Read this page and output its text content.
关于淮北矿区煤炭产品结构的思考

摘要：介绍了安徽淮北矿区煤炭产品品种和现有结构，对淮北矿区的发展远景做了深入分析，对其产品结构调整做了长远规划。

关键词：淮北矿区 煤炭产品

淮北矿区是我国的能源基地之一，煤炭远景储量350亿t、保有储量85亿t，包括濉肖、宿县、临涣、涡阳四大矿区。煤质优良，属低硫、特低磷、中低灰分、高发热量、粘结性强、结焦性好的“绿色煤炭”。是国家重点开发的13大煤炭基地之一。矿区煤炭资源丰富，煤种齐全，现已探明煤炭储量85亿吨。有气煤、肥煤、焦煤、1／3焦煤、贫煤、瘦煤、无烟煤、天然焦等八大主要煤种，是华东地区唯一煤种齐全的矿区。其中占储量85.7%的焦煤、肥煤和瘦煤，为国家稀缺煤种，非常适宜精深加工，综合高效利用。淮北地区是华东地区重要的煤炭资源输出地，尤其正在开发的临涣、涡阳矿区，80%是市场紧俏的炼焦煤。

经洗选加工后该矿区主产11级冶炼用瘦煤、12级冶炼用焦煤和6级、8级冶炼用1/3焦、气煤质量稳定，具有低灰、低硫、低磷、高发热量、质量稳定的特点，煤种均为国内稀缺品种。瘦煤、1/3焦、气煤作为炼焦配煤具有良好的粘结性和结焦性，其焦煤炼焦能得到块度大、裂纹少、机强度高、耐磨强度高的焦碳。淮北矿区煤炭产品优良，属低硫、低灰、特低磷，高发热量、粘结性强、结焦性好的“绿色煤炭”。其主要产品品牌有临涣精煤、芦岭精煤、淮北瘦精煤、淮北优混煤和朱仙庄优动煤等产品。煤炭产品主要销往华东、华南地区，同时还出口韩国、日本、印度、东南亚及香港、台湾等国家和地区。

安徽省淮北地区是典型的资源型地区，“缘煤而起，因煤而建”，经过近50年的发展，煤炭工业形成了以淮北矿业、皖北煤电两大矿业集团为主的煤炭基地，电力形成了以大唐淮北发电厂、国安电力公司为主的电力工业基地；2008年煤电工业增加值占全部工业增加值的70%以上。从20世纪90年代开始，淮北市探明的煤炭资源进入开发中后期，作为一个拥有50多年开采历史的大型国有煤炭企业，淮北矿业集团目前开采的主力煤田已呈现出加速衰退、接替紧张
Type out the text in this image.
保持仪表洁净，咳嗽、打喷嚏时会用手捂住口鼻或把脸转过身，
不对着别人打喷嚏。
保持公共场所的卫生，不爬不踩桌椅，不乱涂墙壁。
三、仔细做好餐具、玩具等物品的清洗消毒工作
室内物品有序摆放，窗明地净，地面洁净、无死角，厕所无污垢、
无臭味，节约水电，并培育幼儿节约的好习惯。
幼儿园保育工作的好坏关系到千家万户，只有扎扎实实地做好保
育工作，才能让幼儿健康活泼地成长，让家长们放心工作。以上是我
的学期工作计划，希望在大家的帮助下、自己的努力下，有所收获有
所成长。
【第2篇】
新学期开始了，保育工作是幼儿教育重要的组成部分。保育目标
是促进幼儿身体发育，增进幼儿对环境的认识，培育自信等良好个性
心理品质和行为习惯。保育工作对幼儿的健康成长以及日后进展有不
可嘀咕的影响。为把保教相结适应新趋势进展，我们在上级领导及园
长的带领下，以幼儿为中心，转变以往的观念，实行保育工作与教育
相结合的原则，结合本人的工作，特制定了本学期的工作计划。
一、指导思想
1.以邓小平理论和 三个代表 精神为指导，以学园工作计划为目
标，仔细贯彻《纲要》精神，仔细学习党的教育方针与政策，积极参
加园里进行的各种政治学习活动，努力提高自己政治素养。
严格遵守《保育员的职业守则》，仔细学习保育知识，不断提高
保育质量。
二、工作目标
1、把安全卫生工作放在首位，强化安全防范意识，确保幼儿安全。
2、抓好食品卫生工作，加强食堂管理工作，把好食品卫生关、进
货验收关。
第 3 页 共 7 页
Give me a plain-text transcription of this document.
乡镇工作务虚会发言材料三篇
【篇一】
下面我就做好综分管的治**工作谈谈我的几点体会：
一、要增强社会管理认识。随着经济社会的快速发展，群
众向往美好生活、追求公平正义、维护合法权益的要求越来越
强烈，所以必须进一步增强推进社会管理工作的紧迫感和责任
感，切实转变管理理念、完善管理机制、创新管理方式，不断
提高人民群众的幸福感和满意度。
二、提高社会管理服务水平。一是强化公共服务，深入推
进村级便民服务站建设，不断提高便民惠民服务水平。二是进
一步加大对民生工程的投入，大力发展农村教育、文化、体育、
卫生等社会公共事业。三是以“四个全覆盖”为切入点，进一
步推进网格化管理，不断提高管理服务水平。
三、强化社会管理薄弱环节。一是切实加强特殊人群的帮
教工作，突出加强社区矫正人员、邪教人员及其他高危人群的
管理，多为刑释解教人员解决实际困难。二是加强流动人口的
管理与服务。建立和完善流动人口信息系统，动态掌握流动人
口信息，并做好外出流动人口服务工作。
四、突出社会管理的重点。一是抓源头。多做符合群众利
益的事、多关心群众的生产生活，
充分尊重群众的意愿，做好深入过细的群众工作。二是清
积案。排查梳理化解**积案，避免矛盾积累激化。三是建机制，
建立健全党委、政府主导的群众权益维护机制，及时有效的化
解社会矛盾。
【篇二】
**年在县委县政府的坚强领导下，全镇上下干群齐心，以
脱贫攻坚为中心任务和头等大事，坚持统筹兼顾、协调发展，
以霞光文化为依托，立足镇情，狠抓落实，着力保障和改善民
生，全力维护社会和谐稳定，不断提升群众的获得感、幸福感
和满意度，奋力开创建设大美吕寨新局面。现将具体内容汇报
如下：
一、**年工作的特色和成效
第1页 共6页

■ ■ ■ ■ ■ ■ ■

- SET PROBLEM -
Give an exact copy of all the data shown above.

- RESPONSE TO THE TASK -
Read this page and output its text content.
关于淮北矿区煤炭产品结构的思考

摘要：介绍了安徽淮北矿区煤炭产品品种和现有结构，对淮北矿区的发展远景做了深入分析，对其产品结构调整做了长远规划。

关键词：淮北矿区 煤炭产品

淮北矿区是我国的能源基地之一，煤炭远景储量350亿t、保有储量85亿t，包括濉肖、宿县、临涣、涡阳四大矿区。煤质优良，属低硫、特低磷、中低灰分、高发热量、粘结性强、结焦性好的“绿色煤炭”。是国家重点开发的13大煤炭基地之一。矿区煤炭资源丰富，煤种齐全，现已探明煤炭储量85亿吨。有气煤、肥煤、焦煤、1／3焦煤、贫煤、瘦煤、无烟煤、天然焦等八大主要煤种，是华东地区唯一煤种齐全的矿区。其中占储量85.7%的焦煤、肥煤和瘦煤，为国家稀缺煤种，非常适宜精深加工，综合高效利用。淮北地区是华东地区重要的煤炭资源输出地，尤其正在开发的临涣、涡阳矿区，80%是市场紧俏的炼焦煤。

经洗选加工后该矿区主产11级冶炼用瘦煤、12级冶炼用焦煤和6级、8级冶炼用1/3焦、气煤质量稳定，具有低灰、低硫、低磷、高发热量、质量稳定的特点，煤种均为国内稀缺品种。瘦煤、1/3焦、气煤作为炼焦配煤具有良好的粘结性和结焦性，其焦煤炼焦能得到块度大、裂纹少、机强度高、耐磨强度高的焦碳。淮北矿区煤炭产品优良，属低硫、低灰、特低磷，高发热量、粘结性强、结焦性好的“绿色煤炭”。其主要产品品牌有临涣精煤、芦岭精煤、淮北瘦精煤、淮北优混煤和朱仙庄优动煤等产品。煤炭产品主要销往华东、华南地区，同时还出口韩国、日本、印度、东南亚及香港、台湾等国家和地区。

安徽省淮北地区是典型的资源型地区，“缘煤而起，因煤而建”，经过近50年的发展，煤炭工业形成了以淮北矿业、皖北煤电两大矿业集团为主的煤炭基地，电力形成了以大唐淮北发电厂、国安电力公司为主的电力工业基地；2008年煤电工业增加值占全部工业增加值的70%以上。从20世纪90年代开始，淮北市探明的煤炭资源进入开发中后期，作为一个拥有50多年开采历史的大型国有煤炭企业，淮北矿业集团目前开采的主力煤田已呈现出加速衰退、接替紧张
Type out the text in this image.
保持仪表洁净，咳嗽、打喷嚏时会用手捂住口鼻或把脸转过身，
不对着别人打喷嚏。
保持公共场所的卫生，不爬不踩桌椅，不乱涂墙壁。
三、仔细做好餐具、玩具等物品的清洗消毒工作
室内物品有序摆放，窗明地净，地面洁净、无死角，厕所无污垢、
无臭味，节约水电，并培育幼儿节约的好习惯。
幼儿园保育工作的好坏关系到千家万户，只有扎扎实实地做好保
育工作，才能让幼儿健康活泼地成长，让家长们放心工作。以上是我
的学期工作计划，希望在大家的帮助下、自己的努力下，有所收获有
所成长。
【第2篇】
新学期开始了，保育工作是幼儿教育重要的组成部分。保育目标
是促进幼儿身体发育，增进幼儿对环境的认识，培育自信等良好个性
心理品质和行为习惯。保育工作对幼儿的健康成长以及日后进展有不
可嘀咕的影响。为把保教相结适应新趋势进展，我们在上级领导及园
长的带领下，以幼儿为中心，转变以往的观念，实行保育工作与教育
相结合的原则，结合本人的工作，特制定了本学期的工作计划。
一、指导思想
1.以邓小平理论和 三个代表 精神为指导，以学园工作计划为目
标，仔细贯彻《纲要》精神，仔细学习党的教育方针与政策，积极参
加园里进行的各种政治学习活动，努力提高自己政治素养。
严格遵守《保育员的职业守则》，仔细学习保育知识，不断提高
保育质量。
二、工作目标
1、把安全卫生工作放在首位，强化安全防范意识，确保幼儿安全。
2、抓好食品卫生工作，加强食堂管理工作，把好食品卫生关、进
货验收关。
第 3 页 共 7 页
Give me a plain-text transcription of this document.
乡镇工作务虚会发言材料三篇
【篇一】
下面我就做好综分管的治**工作谈谈我的几点体会：
一、要增强社会管理认识。随着经济社会的快速发展，群
众向往美好生活、追求公平正义、维护合法权益的要求越来越
强烈，所以必须进一步增强推进社会管理工作的紧迫感和责任
感，切实转变管理理念、完善管理机制、创新管理方式，不断
提高人民群众的幸福感和满意度。
二、提高社会管理服务水平。一是强化公共服务，深入推
进村级便民服务站建设，不断提高便民惠民服务水平。二是进
一步加大对民生工程的投入，大力发展农村教育、文化、体育、
卫生等社会公共事业。三是以“四个全覆盖”为切入点，进一
步推进网格化管理，不断提高管理服务水平。
三、强化社会管理薄弱环节。一是切实加强特殊人群的帮
教工作，突出加强社区矫正人员、邪教人员及其他高危人群的
管理，多为刑释解教人员解决实际困难。二是加强流动人口的
管理与服务。建立和完善流动人口信息系统，动态掌握流动人
口信息，并做好外出流动人口服务工作。
四、突出社会管理的重点。一是抓源头。多做符合群众利
益的事、多关心群众的生产生活，
充分尊重群众的意愿，做好深入过细的群众工作。二是清
积案。排查梳理化解**积案，避免矛盾积累激化。三是建机制，
建立健全党委、政府主导的群众权益维护机制，及时有效的化
解社会矛盾。
【篇二】
**年在县委县政府的坚强领导下，全镇上下干群齐心，以
脱贫攻坚为中心任务和头等大事，坚持统筹兼顾、协调发展，
以霞光文化为依托，立足镇情，狠抓落实，着力保障和改善民
生，全力维护社会和谐稳定，不断提升群众的获得感、幸福感
和满意度，奋力开创建设大美吕寨新局面。现将具体内容汇报
如下：
一、**年工作的特色和成效
第1页 共6页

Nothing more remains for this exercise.